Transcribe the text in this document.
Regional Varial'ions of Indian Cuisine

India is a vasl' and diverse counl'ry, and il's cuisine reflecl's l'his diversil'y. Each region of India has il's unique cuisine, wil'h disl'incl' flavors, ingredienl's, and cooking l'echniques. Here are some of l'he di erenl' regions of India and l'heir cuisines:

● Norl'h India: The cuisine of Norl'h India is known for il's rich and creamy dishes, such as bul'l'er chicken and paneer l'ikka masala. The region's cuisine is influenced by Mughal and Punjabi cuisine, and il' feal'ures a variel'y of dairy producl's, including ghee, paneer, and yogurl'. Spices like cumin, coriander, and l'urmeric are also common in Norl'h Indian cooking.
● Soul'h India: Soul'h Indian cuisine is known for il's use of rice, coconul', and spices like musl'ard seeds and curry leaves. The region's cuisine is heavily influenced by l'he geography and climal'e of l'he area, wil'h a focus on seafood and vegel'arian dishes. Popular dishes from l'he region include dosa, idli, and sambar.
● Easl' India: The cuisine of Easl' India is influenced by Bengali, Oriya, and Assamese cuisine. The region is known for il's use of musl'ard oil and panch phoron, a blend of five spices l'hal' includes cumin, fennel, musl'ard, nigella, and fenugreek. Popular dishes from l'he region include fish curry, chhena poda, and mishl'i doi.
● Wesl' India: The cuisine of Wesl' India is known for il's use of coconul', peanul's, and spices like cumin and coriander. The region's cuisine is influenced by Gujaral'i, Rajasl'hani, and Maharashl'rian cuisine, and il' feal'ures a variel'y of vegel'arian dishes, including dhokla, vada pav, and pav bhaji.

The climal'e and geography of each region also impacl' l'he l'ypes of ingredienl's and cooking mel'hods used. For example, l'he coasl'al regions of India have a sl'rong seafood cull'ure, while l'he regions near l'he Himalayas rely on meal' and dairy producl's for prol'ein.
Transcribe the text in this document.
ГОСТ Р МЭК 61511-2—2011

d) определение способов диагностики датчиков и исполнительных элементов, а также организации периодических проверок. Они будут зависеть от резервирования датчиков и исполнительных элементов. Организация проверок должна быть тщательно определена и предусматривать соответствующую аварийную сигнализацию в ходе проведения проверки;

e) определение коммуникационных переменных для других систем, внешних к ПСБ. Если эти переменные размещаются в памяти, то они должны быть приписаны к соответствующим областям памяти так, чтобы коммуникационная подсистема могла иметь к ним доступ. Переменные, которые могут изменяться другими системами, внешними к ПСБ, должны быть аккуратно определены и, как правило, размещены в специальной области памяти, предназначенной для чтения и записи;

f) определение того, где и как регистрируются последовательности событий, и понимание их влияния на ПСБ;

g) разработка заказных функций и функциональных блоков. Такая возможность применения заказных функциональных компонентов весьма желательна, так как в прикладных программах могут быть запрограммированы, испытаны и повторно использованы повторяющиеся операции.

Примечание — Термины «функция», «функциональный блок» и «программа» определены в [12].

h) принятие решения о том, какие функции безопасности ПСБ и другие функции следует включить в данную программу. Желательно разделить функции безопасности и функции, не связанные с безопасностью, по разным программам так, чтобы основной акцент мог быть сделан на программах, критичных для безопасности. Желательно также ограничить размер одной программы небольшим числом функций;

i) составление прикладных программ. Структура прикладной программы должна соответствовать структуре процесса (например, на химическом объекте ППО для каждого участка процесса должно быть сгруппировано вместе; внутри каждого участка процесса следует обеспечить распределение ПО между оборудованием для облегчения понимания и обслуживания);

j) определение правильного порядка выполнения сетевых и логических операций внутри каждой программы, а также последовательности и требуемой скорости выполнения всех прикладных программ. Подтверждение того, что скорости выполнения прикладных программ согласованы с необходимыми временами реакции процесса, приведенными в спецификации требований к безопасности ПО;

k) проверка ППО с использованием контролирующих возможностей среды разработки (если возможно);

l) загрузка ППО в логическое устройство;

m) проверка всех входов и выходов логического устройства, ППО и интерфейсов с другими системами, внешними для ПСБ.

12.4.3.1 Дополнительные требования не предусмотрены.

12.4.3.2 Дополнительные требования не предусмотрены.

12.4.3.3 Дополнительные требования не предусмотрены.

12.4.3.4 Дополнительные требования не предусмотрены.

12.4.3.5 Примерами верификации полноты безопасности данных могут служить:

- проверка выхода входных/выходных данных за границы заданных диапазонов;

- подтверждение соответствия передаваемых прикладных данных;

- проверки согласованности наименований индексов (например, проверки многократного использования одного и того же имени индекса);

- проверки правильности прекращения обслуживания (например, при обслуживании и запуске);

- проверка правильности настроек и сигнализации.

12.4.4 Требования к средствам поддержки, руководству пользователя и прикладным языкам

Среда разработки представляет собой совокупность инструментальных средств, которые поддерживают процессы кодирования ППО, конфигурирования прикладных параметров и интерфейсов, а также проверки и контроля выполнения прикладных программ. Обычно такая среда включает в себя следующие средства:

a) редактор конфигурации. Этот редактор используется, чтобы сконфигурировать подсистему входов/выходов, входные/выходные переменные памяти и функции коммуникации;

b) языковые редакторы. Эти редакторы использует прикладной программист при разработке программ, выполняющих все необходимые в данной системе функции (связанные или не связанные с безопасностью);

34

→ **Do this**:
Please restate the data word for word, every record included.

→ **Problem solution**:
Transcribe the text in this document.
Regional Varial'ions of Indian Cuisine

India is a vasl' and diverse counl'ry, and il's cuisine reflecl's l'his diversil'y. Each region of India has il's unique cuisine, wil'h disl'incl' flavors, ingredienl's, and cooking l'echniques. Here are some of l'he di erenl' regions of India and l'heir cuisines:

● Norl'h India: The cuisine of Norl'h India is known for il's rich and creamy dishes, such as bul'l'er chicken and paneer l'ikka masala. The region's cuisine is influenced by Mughal and Punjabi cuisine, and il' feal'ures a variel'y of dairy producl's, including ghee, paneer, and yogurl'. Spices like cumin, coriander, and l'urmeric are also common in Norl'h Indian cooking.
● Soul'h India: Soul'h Indian cuisine is known for il's use of rice, coconul', and spices like musl'ard seeds and curry leaves. The region's cuisine is heavily influenced by l'he geography and climal'e of l'he area, wil'h a focus on seafood and vegel'arian dishes. Popular dishes from l'he region include dosa, idli, and sambar.
● Easl' India: The cuisine of Easl' India is influenced by Bengali, Oriya, and Assamese cuisine. The region is known for il's use of musl'ard oil and panch phoron, a blend of five spices l'hal' includes cumin, fennel, musl'ard, nigella, and fenugreek. Popular dishes from l'he region include fish curry, chhena poda, and mishl'i doi.
● Wesl' India: The cuisine of Wesl' India is known for il's use of coconul', peanul's, and spices like cumin and coriander. The region's cuisine is influenced by Gujaral'i, Rajasl'hani, and Maharashl'rian cuisine, and il' feal'ures a variel'y of vegel'arian dishes, including dhokla, vada pav, and pav bhaji.

The climal'e and geography of each region also impacl' l'he l'ypes of ingredienl's and cooking mel'hods used. For example, l'he coasl'al regions of India have a sl'rong seafood cull'ure, while l'he regions near l'he Himalayas rely on meal' and dairy producl's for prol'ein.
Transcribe the text in this document.
ГОСТ Р МЭК 61511-2—2011

d) определение способов диагностики датчиков и исполнительных элементов, а также организации периодических проверок. Они будут зависеть от резервирования датчиков и исполнительных элементов. Организация проверок должна быть тщательно определена и предусматривать соответствующую аварийную сигнализацию в ходе проведения проверки;

e) определение коммуникационных переменных для других систем, внешних к ПСБ. Если эти переменные размещаются в памяти, то они должны быть приписаны к соответствующим областям памяти так, чтобы коммуникационная подсистема могла иметь к ним доступ. Переменные, которые могут изменяться другими системами, внешними к ПСБ, должны быть аккуратно определены и, как правило, размещены в специальной области памяти, предназначенной для чтения и записи;

f) определение того, где и как регистрируются последовательности событий, и понимание их влияния на ПСБ;

g) разработка заказных функций и функциональных блоков. Такая возможность применения заказных функциональных компонентов весьма желательна, так как в прикладных программах могут быть запрограммированы, испытаны и повторно использованы повторяющиеся операции.

Примечание — Термины «функция», «функциональный блок» и «программа» определены в [12].

h) принятие решения о том, какие функции безопасности ПСБ и другие функции следует включить в данную программу. Желательно разделить функции безопасности и функции, не связанные с безопасностью, по разным программам так, чтобы основной акцент мог быть сделан на программах, критичных для безопасности. Желательно также ограничить размер одной программы небольшим числом функций;

i) составление прикладных программ. Структура прикладной программы должна соответствовать структуре процесса (например, на химическом объекте ППО для каждого участка процесса должно быть сгруппировано вместе; внутри каждого участка процесса следует обеспечить распределение ПО между оборудованием для облегчения понимания и обслуживания);

j) определение правильного порядка выполнения сетевых и логических операций внутри каждой программы, а также последовательности и требуемой скорости выполнения всех прикладных программ. Подтверждение того, что скорости выполнения прикладных программ согласованы с необходимыми временами реакции процесса, приведенными в спецификации требований к безопасности ПО;

k) проверка ППО с использованием контролирующих возможностей среды разработки (если возможно);

l) загрузка ППО в логическое устройство;

m) проверка всех входов и выходов логического устройства, ППО и интерфейсов с другими системами, внешними для ПСБ.

12.4.3.1 Дополнительные требования не предусмотрены.

12.4.3.2 Дополнительные требования не предусмотрены.

12.4.3.3 Дополнительные требования не предусмотрены.

12.4.3.4 Дополнительные требования не предусмотрены.

12.4.3.5 Примерами верификации полноты безопасности данных могут служить:

- проверка выхода входных/выходных данных за границы заданных диапазонов;

- подтверждение соответствия передаваемых прикладных данных;

- проверки согласованности наименований индексов (например, проверки многократного использования одного и того же имени индекса);

- проверки правильности прекращения обслуживания (например, при обслуживании и запуске);

- проверка правильности настроек и сигнализации.

12.4.4 Требования к средствам поддержки, руководству пользователя и прикладным языкам

Среда разработки представляет собой совокупность инструментальных средств, которые поддерживают процессы кодирования ППО, конфигурирования прикладных параметров и интерфейсов, а также проверки и контроля выполнения прикладных программ. Обычно такая среда включает в себя следующие средства:

a) редактор конфигурации. Этот редактор используется, чтобы сконфигурировать подсистему входов/выходов, входные/выходные переменные памяти и функции коммуникации;

b) языковые редакторы. Эти редакторы использует прикладной программист при разработке программ, выполняющих все необходимые в данной системе функции (связанные или не связанные с безопасностью);

34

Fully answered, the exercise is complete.